Within the records that follow, find every line containing the string "text". Copy those lines.

[Start of Provided data]

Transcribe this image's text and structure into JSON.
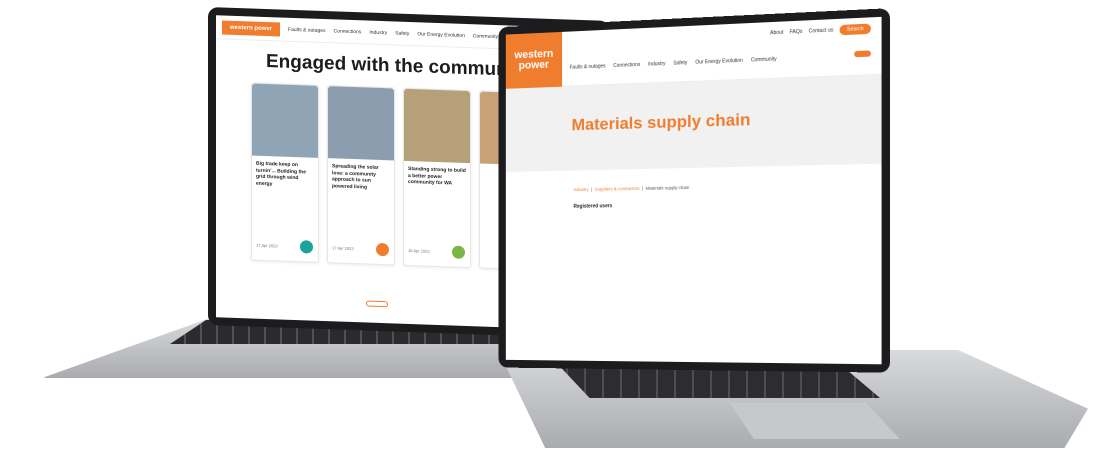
{
  "left_laptop": {
    "nav": {
      "logo": "western power",
      "items": [
        "Faults & outages",
        "Connections",
        "Industry",
        "Safety",
        "Our Energy Evolution",
        "Community"
      ]
    },
    "title": "Engaged with the communities we oper",
    "cards": [
      {
        "tag": "",
        "text": "Big trade keep on turnin’... Building the grid through wind energy",
        "sub": "",
        "date": "17 Apr 2023",
        "img_color": "#8fa5b5",
        "btn_color": "#1aa39a"
      },
      {
        "tag": "",
        "text": "Spreading the solar love: a community approach to sun powered living",
        "sub": "",
        "date": "17 Apr 2023",
        "img_color": "#8c9db0",
        "btn_color": "#f07d2e"
      },
      {
        "tag": "",
        "text": "Standing strong to build a better power community for WA",
        "sub": "",
        "date": "18 Apr 2023",
        "img_color": "#b5a07a",
        "btn_color": "#7ab648"
      },
      {
        "tag": "",
        "text": "",
        "sub": "",
        "date": "",
        "img_color": "#c8a277",
        "btn_color": ""
      }
    ],
    "load_more": ""
  },
  "right_laptop": {
    "logo": "western power",
    "alert": "",
    "top_links": [
      "About",
      "FAQs",
      "Contact us"
    ],
    "search_label": "Search",
    "nav": [
      "Faults & outages",
      "Connections",
      "Industry",
      "Safety",
      "Our Energy Evolution",
      "Community"
    ],
    "cta": "",
    "hero_title": "Materials supply chain",
    "breadcrumb": [
      "Industry",
      "Suppliers & contractors",
      "Materials supply chain"
    ],
    "paragraphs": [
      "",
      "",
      ""
    ],
    "subheading": "Registered users",
    "links": [
      "",
      ""
    ]
  }
}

[End of Provided data]

**Response to the task**
Transcribe this image's text and structure into JSON.
        "text": "Big trade keep on turnin’... Building the grid through wind energy",
        "text": "Spreading the solar love: a community approach to sun powered living",
        "text": "Standing strong to build a better power community for WA",
        "text": "",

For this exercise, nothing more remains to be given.